━━ Task input ━━

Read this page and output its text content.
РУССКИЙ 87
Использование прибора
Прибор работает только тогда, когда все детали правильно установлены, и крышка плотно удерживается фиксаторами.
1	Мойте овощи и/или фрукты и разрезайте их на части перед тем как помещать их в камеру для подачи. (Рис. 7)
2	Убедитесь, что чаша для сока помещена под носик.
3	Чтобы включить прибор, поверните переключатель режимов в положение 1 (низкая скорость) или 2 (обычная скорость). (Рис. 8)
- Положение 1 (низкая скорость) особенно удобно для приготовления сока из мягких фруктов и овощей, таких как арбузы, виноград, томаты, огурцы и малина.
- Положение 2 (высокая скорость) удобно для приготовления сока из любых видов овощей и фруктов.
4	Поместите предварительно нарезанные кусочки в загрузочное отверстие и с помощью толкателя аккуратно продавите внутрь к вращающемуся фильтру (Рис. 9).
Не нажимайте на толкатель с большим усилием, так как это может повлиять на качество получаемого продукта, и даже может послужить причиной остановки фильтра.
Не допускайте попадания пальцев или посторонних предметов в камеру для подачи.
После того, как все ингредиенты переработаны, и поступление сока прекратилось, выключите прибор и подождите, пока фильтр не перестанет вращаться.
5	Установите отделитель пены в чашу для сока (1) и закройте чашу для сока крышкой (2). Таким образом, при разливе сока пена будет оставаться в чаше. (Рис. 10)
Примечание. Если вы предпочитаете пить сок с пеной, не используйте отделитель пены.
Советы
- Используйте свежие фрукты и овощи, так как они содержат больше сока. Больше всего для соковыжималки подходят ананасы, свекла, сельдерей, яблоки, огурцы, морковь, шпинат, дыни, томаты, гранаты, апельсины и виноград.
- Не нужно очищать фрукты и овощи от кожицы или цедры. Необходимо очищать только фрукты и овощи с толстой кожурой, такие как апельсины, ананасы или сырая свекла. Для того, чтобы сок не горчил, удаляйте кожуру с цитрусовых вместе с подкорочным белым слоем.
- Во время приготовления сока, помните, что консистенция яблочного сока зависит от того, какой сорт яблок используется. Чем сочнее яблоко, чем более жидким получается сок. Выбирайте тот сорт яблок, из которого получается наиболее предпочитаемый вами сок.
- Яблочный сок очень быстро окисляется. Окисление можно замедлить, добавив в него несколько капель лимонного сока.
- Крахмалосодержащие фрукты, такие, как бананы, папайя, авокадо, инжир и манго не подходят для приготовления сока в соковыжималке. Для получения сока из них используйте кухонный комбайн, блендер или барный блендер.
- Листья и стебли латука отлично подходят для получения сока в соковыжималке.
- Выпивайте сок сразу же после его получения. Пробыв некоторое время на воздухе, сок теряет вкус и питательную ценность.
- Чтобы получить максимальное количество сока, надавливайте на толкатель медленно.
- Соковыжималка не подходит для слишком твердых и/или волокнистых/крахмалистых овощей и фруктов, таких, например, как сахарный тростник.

━━━
━━ Task input ━━

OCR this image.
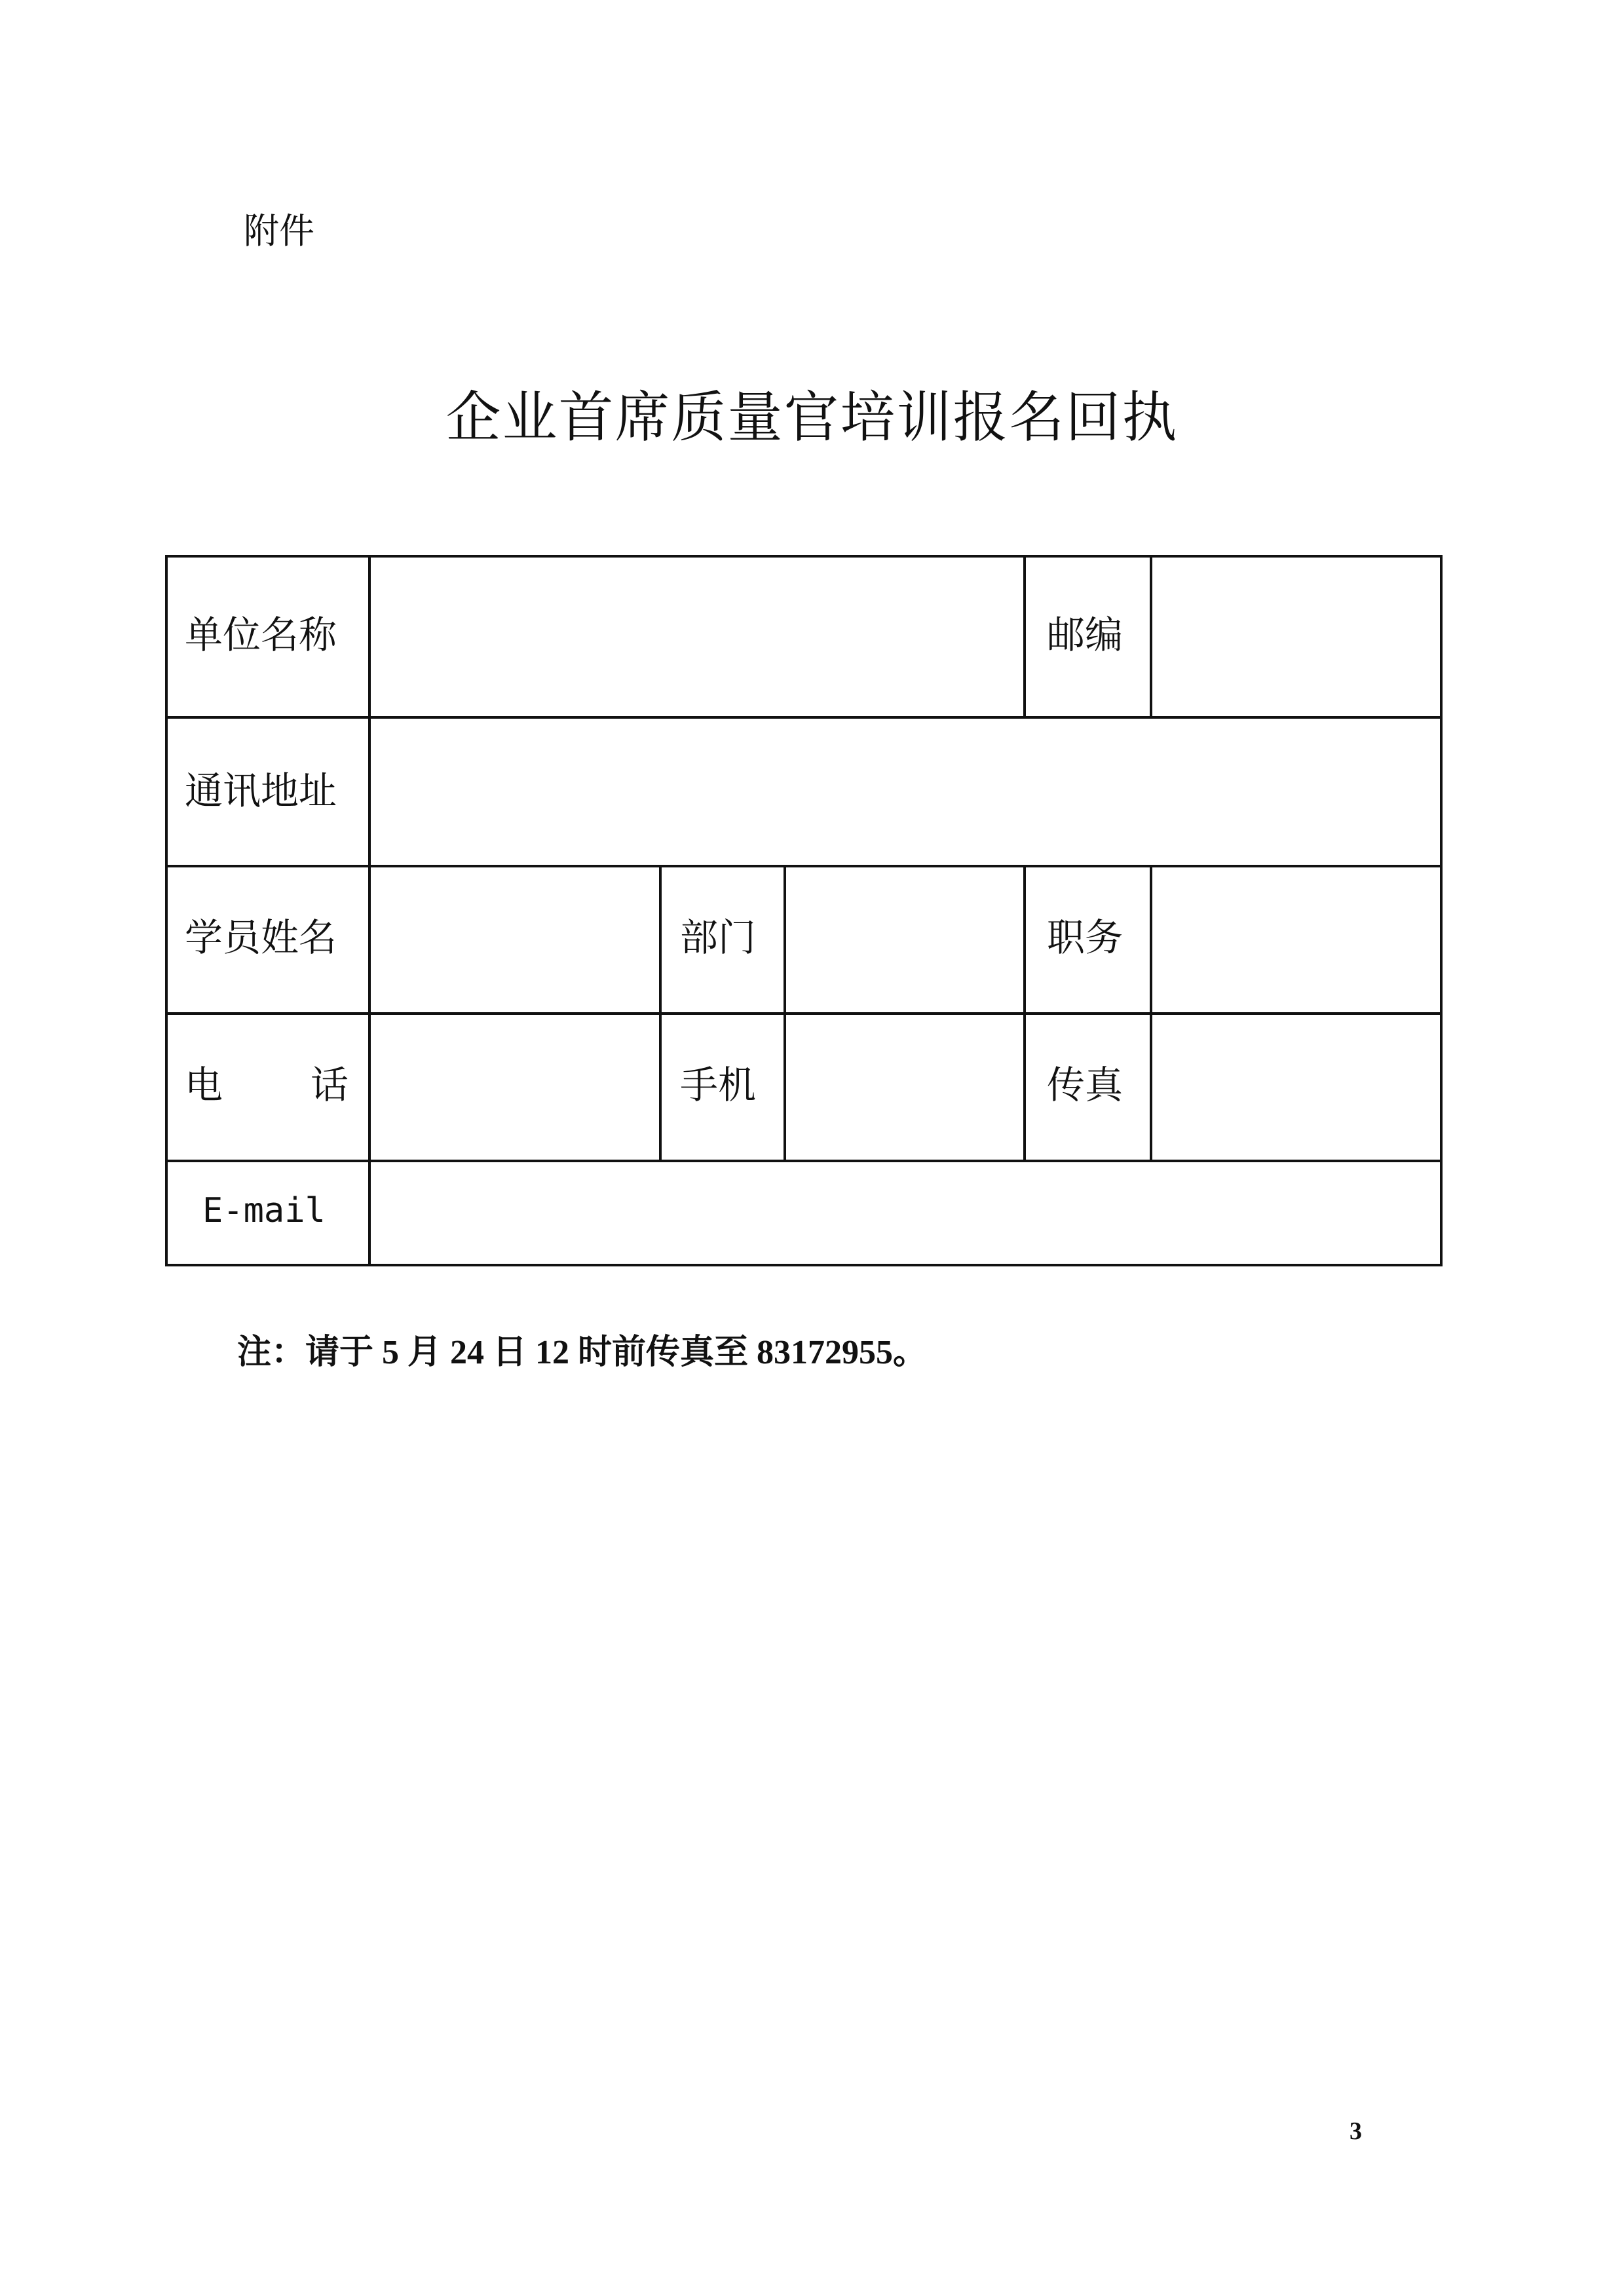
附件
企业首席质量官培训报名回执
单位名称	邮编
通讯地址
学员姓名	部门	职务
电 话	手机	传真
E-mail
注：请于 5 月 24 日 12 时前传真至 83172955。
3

━━━

### [What to produce]
Copy out all lines that carry the word "скорость".

### [Result of the exercise]
3	Чтобы включить прибор, поверните переключатель режимов в положение 1 (низкая скорость) или 2 (обычная скорость). (Рис. 8)
- Положение 1 (низкая скорость) особенно удобно для приготовления сока из мягких фруктов и овощей, таких как арбузы, виноград, томаты, огурцы и малина.
- Положение 2 (высокая скорость) удобно для приготовления сока из любых видов овощей и фруктов.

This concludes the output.